EXERCISE TASK » Reproduce the entries in full, with no changes.

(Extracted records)
━━━━━━━━━━━━━━━━━━━━━━━━━━━━━━
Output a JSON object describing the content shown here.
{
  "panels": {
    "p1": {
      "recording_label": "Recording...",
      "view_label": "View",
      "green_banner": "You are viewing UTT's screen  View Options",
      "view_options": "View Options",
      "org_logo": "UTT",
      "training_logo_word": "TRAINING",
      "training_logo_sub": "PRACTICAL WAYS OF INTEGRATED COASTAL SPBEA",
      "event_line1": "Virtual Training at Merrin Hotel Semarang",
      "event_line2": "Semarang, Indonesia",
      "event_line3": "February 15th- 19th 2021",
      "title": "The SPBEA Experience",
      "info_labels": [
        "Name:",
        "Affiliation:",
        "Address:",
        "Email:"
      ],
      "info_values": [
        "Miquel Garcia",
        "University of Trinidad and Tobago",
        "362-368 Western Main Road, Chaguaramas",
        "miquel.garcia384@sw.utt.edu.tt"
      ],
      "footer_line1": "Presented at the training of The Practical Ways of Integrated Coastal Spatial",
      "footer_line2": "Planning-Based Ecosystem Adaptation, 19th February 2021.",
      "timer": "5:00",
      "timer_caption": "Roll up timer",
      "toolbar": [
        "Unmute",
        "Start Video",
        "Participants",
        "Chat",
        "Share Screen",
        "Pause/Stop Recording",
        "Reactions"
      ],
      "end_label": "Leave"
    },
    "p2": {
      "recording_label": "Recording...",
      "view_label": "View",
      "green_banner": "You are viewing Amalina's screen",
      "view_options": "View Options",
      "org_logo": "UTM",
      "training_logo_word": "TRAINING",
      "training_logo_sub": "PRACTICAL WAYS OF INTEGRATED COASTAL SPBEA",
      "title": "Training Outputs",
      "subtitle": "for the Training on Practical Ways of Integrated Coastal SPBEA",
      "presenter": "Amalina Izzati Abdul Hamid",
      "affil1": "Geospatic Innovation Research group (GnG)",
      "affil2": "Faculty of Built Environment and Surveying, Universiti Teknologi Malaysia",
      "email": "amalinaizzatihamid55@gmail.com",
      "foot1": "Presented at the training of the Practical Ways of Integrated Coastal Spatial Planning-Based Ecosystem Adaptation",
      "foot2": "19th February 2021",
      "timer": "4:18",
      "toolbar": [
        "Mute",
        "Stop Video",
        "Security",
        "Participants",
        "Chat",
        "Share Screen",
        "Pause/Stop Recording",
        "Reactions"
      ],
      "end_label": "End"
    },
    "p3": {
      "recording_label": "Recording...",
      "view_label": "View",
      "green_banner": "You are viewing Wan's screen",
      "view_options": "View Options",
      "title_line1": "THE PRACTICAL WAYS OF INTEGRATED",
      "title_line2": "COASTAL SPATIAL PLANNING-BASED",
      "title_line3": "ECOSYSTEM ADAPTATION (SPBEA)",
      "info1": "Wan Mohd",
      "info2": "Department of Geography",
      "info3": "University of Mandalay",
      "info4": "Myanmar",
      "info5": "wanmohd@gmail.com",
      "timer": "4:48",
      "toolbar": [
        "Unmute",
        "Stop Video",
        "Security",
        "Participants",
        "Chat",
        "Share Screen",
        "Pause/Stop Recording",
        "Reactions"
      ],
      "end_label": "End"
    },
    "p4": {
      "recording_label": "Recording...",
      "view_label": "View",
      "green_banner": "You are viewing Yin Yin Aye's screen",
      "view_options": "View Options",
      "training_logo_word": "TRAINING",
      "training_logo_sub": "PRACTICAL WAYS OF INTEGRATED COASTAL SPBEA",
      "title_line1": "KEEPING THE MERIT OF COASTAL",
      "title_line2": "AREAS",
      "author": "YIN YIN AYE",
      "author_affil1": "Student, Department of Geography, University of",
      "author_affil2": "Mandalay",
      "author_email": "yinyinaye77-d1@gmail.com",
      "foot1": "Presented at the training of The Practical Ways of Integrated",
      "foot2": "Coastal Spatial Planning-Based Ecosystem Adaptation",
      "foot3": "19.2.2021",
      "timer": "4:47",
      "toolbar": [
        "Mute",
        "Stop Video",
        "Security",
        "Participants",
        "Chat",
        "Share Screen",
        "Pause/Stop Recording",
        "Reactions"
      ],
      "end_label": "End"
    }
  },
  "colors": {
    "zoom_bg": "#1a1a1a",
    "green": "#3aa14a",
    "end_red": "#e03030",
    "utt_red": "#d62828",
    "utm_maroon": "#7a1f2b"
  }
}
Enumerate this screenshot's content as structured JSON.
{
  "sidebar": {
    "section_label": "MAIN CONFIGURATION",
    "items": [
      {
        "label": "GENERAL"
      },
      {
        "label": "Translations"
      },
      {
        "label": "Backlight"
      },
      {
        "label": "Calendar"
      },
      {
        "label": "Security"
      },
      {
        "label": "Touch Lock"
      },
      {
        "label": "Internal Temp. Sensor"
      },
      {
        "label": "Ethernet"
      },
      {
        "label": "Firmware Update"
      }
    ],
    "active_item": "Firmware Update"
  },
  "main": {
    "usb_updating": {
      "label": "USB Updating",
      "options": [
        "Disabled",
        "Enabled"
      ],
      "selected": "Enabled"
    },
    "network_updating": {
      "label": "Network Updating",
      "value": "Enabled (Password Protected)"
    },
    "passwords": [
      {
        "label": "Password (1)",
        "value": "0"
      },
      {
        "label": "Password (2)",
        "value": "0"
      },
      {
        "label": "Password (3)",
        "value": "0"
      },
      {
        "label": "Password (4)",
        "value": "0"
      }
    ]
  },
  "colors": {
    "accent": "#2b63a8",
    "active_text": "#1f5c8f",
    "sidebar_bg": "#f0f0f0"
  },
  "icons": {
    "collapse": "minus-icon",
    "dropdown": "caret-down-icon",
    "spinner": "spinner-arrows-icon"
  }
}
━━━━━━━━━━━━━━━━━━━━━━━━━━━━━━
THE REPLY »
Output a JSON object describing the content shown here.
{
  "panels": {
    "p1": {
      "recording_label": "Recording...",
      "view_label": "View",
      "green_banner": "You are viewing UTT's screen  View Options",
      "view_options": "View Options",
      "org_logo": "UTT",
      "training_logo_word": "TRAINING",
      "training_logo_sub": "PRACTICAL WAYS OF INTEGRATED COASTAL SPBEA",
      "event_line1": "Virtual Training at Merrin Hotel Semarang",
      "event_line2": "Semarang, Indonesia",
      "event_line3": "February 15th- 19th 2021",
      "title": "The SPBEA Experience",
      "info_labels": [
        "Name:",
        "Affiliation:",
        "Address:",
        "Email:"
      ],
      "info_values": [
        "Miquel Garcia",
        "University of Trinidad and Tobago",
        "362-368 Western Main Road, Chaguaramas",
        "miquel.garcia384@sw.utt.edu.tt"
      ],
      "footer_line1": "Presented at the training of The Practical Ways of Integrated Coastal Spatial",
      "footer_line2": "Planning-Based Ecosystem Adaptation, 19th February 2021.",
      "timer": "5:00",
      "timer_caption": "Roll up timer",
      "toolbar": [
        "Unmute",
        "Start Video",
        "Participants",
        "Chat",
        "Share Screen",
        "Pause/Stop Recording",
        "Reactions"
      ],
      "end_label": "Leave"
    },
    "p2": {
      "recording_label": "Recording...",
      "view_label": "View",
      "green_banner": "You are viewing Amalina's screen",
      "view_options": "View Options",
      "org_logo": "UTM",
      "training_logo_word": "TRAINING",
      "training_logo_sub": "PRACTICAL WAYS OF INTEGRATED COASTAL SPBEA",
      "title": "Training Outputs",
      "subtitle": "for the Training on Practical Ways of Integrated Coastal SPBEA",
      "presenter": "Amalina Izzati Abdul Hamid",
      "affil1": "Geospatic Innovation Research group (GnG)",
      "affil2": "Faculty of Built Environment and Surveying, Universiti Teknologi Malaysia",
      "email": "amalinaizzatihamid55@gmail.com",
      "foot1": "Presented at the training of the Practical Ways of Integrated Coastal Spatial Planning-Based Ecosystem Adaptation",
      "foot2": "19th February 2021",
      "timer": "4:18",
      "toolbar": [
        "Mute",
        "Stop Video",
        "Security",
        "Participants",
        "Chat",
        "Share Screen",
        "Pause/Stop Recording",
        "Reactions"
      ],
      "end_label": "End"
    },
    "p3": {
      "recording_label": "Recording...",
      "view_label": "View",
      "green_banner": "You are viewing Wan's screen",
      "view_options": "View Options",
      "title_line1": "THE PRACTICAL WAYS OF INTEGRATED",
      "title_line2": "COASTAL SPATIAL PLANNING-BASED",
      "title_line3": "ECOSYSTEM ADAPTATION (SPBEA)",
      "info1": "Wan Mohd",
      "info2": "Department of Geography",
      "info3": "University of Mandalay",
      "info4": "Myanmar",
      "info5": "wanmohd@gmail.com",
      "timer": "4:48",
      "toolbar": [
        "Unmute",
        "Stop Video",
        "Security",
        "Participants",
        "Chat",
        "Share Screen",
        "Pause/Stop Recording",
        "Reactions"
      ],
      "end_label": "End"
    },
    "p4": {
      "recording_label": "Recording...",
      "view_label": "View",
      "green_banner": "You are viewing Yin Yin Aye's screen",
      "view_options": "View Options",
      "training_logo_word": "TRAINING",
      "training_logo_sub": "PRACTICAL WAYS OF INTEGRATED COASTAL SPBEA",
      "title_line1": "KEEPING THE MERIT OF COASTAL",
      "title_line2": "AREAS",
      "author": "YIN YIN AYE",
      "author_affil1": "Student, Department of Geography, University of",
      "author_affil2": "Mandalay",
      "author_email": "yinyinaye77-d1@gmail.com",
      "foot1": "Presented at the training of The Practical Ways of Integrated",
      "foot2": "Coastal Spatial Planning-Based Ecosystem Adaptation",
      "foot3": "19.2.2021",
      "timer": "4:47",
      "toolbar": [
        "Mute",
        "Stop Video",
        "Security",
        "Participants",
        "Chat",
        "Share Screen",
        "Pause/Stop Recording",
        "Reactions"
      ],
      "end_label": "End"
    }
  },
  "colors": {
    "zoom_bg": "#1a1a1a",
    "green": "#3aa14a",
    "end_red": "#e03030",
    "utt_red": "#d62828",
    "utm_maroon": "#7a1f2b"
  }
}
Enumerate this screenshot's content as structured JSON.
{
  "sidebar": {
    "section_label": "MAIN CONFIGURATION",
    "items": [
      {
        "label": "GENERAL"
      },
      {
        "label": "Translations"
      },
      {
        "label": "Backlight"
      },
      {
        "label": "Calendar"
      },
      {
        "label": "Security"
      },
      {
        "label": "Touch Lock"
      },
      {
        "label": "Internal Temp. Sensor"
      },
      {
        "label": "Ethernet"
      },
      {
        "label": "Firmware Update"
      }
    ],
    "active_item": "Firmware Update"
  },
  "main": {
    "usb_updating": {
      "label": "USB Updating",
      "options": [
        "Disabled",
        "Enabled"
      ],
      "selected": "Enabled"
    },
    "network_updating": {
      "label": "Network Updating",
      "value": "Enabled (Password Protected)"
    },
    "passwords": [
      {
        "label": "Password (1)",
        "value": "0"
      },
      {
        "label": "Password (2)",
        "value": "0"
      },
      {
        "label": "Password (3)",
        "value": "0"
      },
      {
        "label": "Password (4)",
        "value": "0"
      }
    ]
  },
  "colors": {
    "accent": "#2b63a8",
    "active_text": "#1f5c8f",
    "sidebar_bg": "#f0f0f0"
  },
  "icons": {
    "collapse": "minus-icon",
    "dropdown": "caret-down-icon",
    "spinner": "spinner-arrows-icon"
  }
}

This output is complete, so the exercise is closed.